> EXERCISE DESCRIPTION
Find all the lines with "note" and gather them.

> PROVIDED DATA
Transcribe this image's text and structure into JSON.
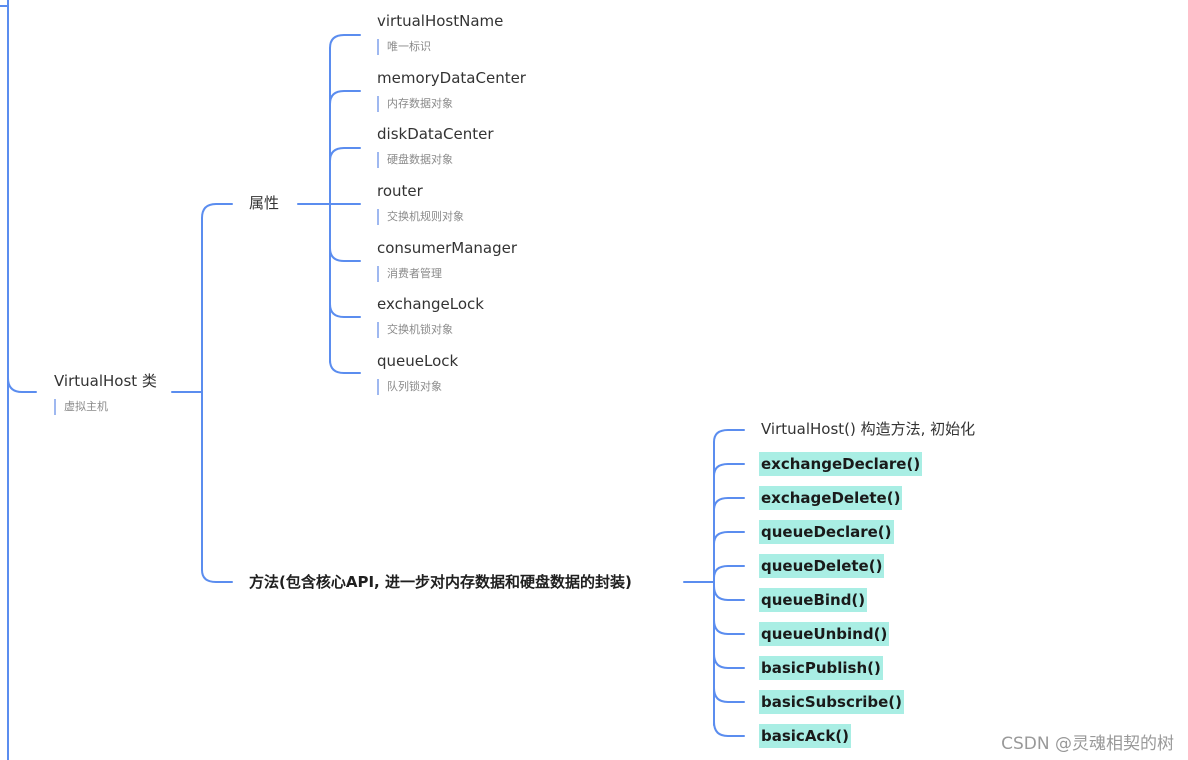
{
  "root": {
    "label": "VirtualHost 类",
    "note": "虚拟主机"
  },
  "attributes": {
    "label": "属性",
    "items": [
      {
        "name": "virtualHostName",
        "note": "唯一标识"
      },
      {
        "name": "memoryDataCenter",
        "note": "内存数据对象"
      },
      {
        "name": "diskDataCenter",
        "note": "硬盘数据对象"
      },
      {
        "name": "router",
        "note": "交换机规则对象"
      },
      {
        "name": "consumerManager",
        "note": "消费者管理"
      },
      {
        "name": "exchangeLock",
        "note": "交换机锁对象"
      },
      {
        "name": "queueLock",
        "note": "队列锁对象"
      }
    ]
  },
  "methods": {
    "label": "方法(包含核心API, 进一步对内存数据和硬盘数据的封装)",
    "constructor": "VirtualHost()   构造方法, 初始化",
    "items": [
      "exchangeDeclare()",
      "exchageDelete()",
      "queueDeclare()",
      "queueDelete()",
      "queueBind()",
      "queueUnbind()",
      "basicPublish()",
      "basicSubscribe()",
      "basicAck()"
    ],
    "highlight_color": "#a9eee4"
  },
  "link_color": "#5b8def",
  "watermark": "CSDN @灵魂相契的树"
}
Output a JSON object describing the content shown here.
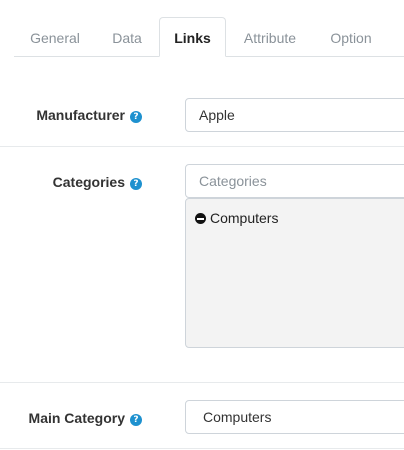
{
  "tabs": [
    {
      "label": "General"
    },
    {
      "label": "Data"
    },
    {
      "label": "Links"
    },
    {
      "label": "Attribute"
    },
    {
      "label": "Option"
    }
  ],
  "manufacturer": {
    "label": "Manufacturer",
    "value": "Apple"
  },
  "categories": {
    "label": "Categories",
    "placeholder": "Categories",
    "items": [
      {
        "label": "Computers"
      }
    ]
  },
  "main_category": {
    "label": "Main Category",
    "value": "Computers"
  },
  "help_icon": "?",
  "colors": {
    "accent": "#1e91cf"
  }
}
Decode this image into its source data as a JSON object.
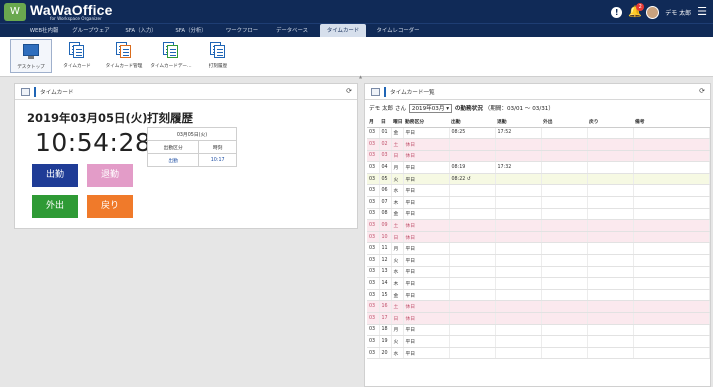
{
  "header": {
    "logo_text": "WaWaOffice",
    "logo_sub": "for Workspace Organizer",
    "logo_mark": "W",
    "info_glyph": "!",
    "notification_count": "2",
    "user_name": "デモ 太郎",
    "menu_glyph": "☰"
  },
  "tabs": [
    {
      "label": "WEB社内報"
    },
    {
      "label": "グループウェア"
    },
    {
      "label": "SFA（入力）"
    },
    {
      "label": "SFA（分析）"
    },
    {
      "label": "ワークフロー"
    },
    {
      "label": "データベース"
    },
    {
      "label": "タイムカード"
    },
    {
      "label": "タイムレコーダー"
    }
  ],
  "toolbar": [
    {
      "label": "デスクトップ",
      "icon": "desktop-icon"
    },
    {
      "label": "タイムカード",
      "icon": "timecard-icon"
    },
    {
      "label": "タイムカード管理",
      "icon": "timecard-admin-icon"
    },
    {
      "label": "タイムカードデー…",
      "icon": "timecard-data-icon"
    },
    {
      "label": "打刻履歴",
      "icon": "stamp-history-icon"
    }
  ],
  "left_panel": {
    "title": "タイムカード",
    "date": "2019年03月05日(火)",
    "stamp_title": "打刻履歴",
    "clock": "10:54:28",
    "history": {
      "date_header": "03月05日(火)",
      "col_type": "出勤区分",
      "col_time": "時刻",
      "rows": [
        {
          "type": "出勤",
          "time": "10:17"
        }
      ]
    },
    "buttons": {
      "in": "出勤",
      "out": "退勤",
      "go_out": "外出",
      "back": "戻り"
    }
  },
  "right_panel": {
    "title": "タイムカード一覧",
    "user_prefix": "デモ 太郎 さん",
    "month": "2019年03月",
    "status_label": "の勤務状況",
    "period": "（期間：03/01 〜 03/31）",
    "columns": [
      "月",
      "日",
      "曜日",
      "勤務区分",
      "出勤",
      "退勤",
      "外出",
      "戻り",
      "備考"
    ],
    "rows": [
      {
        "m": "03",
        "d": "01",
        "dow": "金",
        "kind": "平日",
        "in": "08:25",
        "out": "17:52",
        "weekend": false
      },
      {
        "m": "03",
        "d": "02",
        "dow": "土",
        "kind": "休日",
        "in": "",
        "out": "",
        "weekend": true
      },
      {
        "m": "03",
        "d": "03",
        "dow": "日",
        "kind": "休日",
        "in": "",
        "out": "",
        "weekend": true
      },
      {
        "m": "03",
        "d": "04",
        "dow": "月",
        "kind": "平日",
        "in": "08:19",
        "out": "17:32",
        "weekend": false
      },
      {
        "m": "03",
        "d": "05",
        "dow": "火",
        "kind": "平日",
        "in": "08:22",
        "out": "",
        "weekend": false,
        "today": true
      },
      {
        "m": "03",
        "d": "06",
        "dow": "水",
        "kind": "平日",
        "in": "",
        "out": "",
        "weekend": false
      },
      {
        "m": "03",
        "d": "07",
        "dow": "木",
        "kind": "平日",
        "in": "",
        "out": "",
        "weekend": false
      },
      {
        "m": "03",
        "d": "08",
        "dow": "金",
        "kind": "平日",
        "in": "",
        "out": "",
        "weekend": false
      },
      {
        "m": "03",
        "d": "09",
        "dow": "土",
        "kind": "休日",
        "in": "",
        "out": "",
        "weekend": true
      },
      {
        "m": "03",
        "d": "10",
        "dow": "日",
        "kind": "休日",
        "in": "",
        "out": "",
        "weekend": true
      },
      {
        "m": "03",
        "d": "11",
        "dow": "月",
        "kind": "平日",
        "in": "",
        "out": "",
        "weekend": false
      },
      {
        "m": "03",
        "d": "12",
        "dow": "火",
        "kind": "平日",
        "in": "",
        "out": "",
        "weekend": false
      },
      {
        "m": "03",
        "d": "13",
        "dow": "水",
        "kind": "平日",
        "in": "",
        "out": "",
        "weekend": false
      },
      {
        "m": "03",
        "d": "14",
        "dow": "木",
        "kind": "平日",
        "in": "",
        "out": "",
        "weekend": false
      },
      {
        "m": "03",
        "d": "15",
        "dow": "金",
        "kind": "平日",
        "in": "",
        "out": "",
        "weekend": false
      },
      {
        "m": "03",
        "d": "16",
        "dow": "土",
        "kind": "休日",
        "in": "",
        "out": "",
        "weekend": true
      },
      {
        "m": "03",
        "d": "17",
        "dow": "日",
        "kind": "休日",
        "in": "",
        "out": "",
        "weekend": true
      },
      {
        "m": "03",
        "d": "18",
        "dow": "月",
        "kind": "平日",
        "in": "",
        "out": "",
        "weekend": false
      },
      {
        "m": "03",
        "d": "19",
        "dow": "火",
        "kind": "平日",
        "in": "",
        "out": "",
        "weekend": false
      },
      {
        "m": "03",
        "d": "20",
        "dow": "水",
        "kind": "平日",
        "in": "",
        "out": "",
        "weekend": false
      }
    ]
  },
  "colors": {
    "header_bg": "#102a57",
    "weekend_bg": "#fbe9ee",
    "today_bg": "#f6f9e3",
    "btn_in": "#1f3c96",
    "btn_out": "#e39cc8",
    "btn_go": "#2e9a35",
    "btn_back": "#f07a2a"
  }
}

> ANSWER TO THE TASK
    "note": "虚拟主机"
        "note": "唯一标识"
        "note": "内存数据对象"
        "note": "硬盘数据对象"
        "note": "交换机规则对象"
        "note": "消费者管理"
        "note": "交换机锁对象"
        "note": "队列锁对象"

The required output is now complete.